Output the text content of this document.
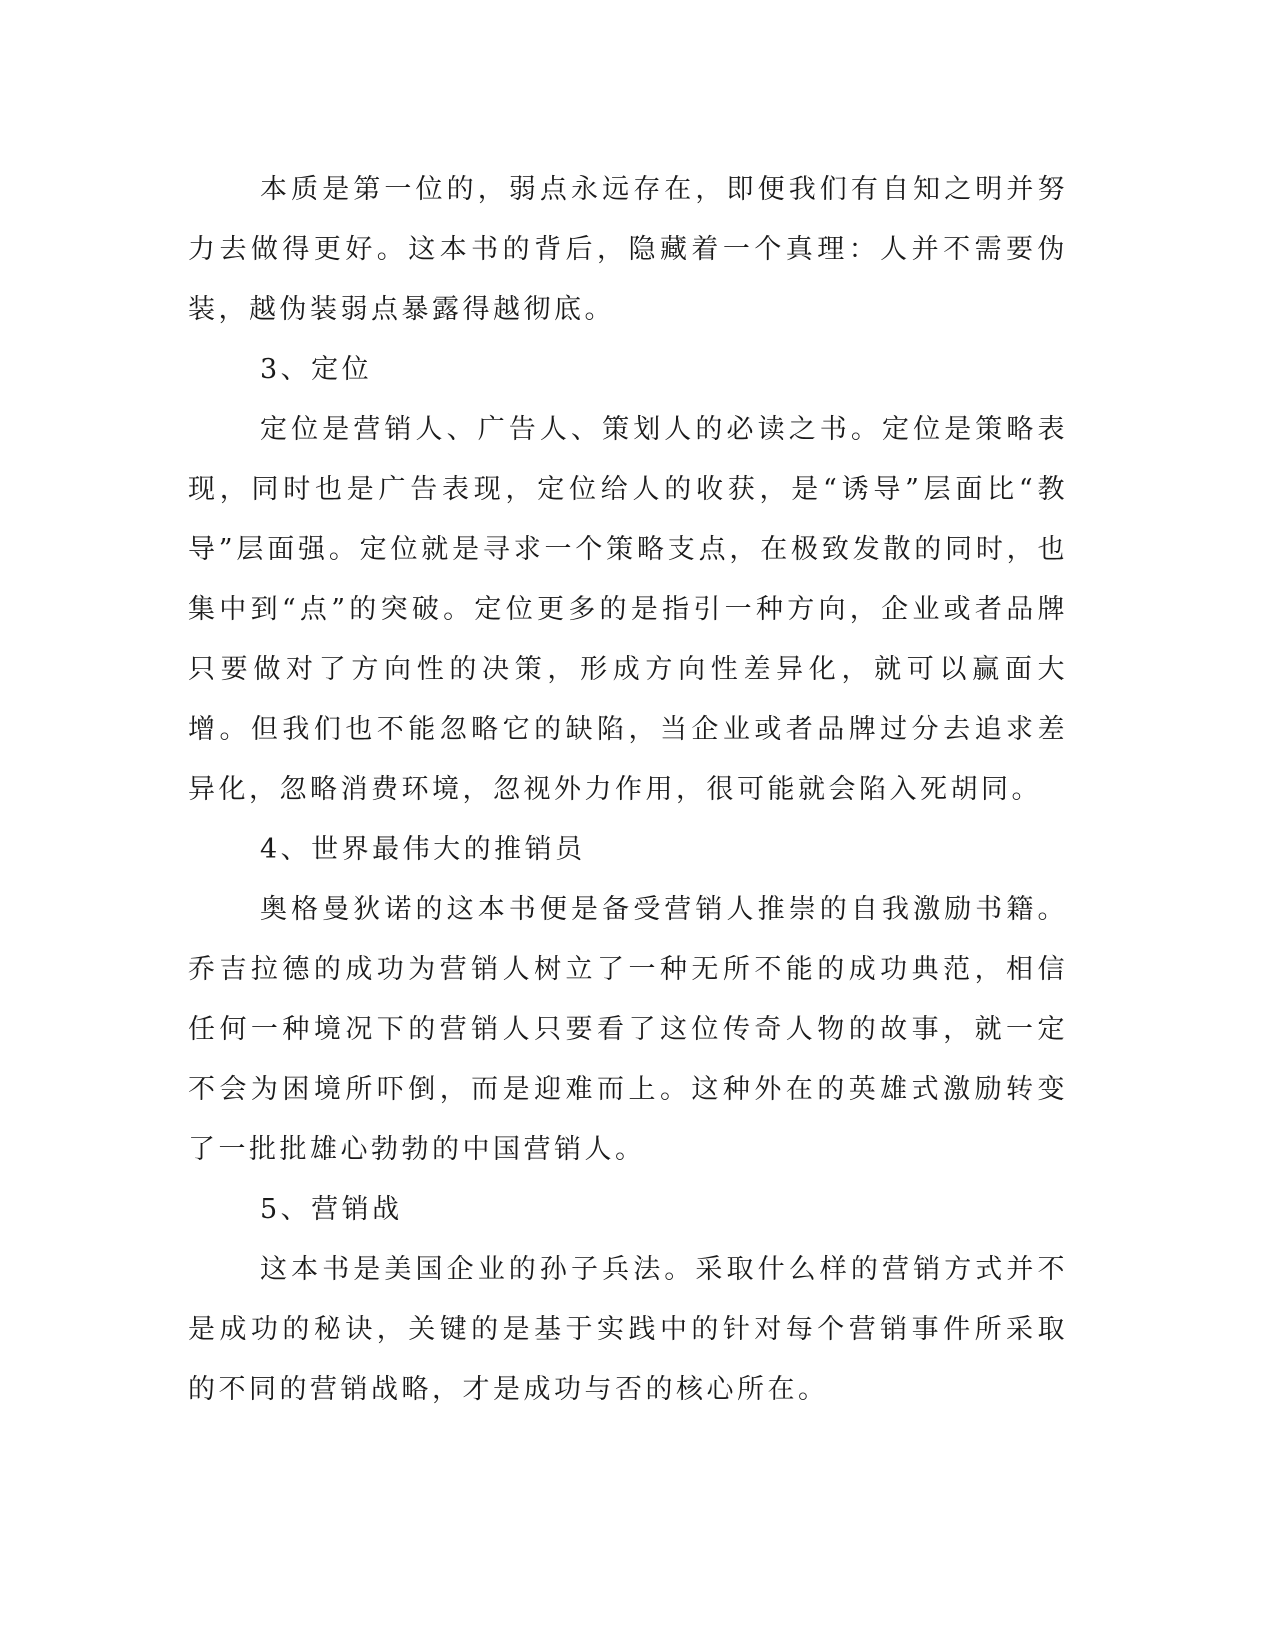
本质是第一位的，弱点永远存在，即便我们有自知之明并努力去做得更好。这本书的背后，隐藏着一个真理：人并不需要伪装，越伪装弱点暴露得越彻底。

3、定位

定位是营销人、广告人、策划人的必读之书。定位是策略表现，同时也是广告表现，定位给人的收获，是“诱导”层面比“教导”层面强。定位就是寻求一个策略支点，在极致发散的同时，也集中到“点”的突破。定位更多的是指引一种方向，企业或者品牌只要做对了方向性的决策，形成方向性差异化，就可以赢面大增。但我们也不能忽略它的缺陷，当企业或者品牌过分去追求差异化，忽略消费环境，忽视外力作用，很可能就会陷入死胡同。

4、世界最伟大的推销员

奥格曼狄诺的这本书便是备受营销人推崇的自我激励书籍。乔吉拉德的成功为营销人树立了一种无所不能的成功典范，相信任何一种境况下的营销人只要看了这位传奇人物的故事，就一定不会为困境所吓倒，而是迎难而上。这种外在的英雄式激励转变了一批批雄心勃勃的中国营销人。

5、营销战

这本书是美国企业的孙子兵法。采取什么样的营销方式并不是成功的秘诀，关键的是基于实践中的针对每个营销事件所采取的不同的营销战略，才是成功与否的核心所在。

====================

Direction:
Copy the whole listing above word for word but do not carry over the pictures.

Task answer:
Output the text content of this document.
本质是第一位的，弱点永远存在，即便我们有自知之明并努力去做得更好。这本书的背后，隐藏着一个真理：人并不需要伪装，越伪装弱点暴露得越彻底。

3、定位

定位是营销人、广告人、策划人的必读之书。定位是策略表现，同时也是广告表现，定位给人的收获，是“诱导”层面比“教导”层面强。定位就是寻求一个策略支点，在极致发散的同时，也集中到“点”的突破。定位更多的是指引一种方向，企业或者品牌只要做对了方向性的决策，形成方向性差异化，就可以赢面大增。但我们也不能忽略它的缺陷，当企业或者品牌过分去追求差异化，忽略消费环境，忽视外力作用，很可能就会陷入死胡同。

4、世界最伟大的推销员

奥格曼狄诺的这本书便是备受营销人推崇的自我激励书籍。乔吉拉德的成功为营销人树立了一种无所不能的成功典范，相信任何一种境况下的营销人只要看了这位传奇人物的故事，就一定不会为困境所吓倒，而是迎难而上。这种外在的英雄式激励转变了一批批雄心勃勃的中国营销人。

5、营销战

这本书是美国企业的孙子兵法。采取什么样的营销方式并不是成功的秘诀，关键的是基于实践中的针对每个营销事件所采取的不同的营销战略，才是成功与否的核心所在。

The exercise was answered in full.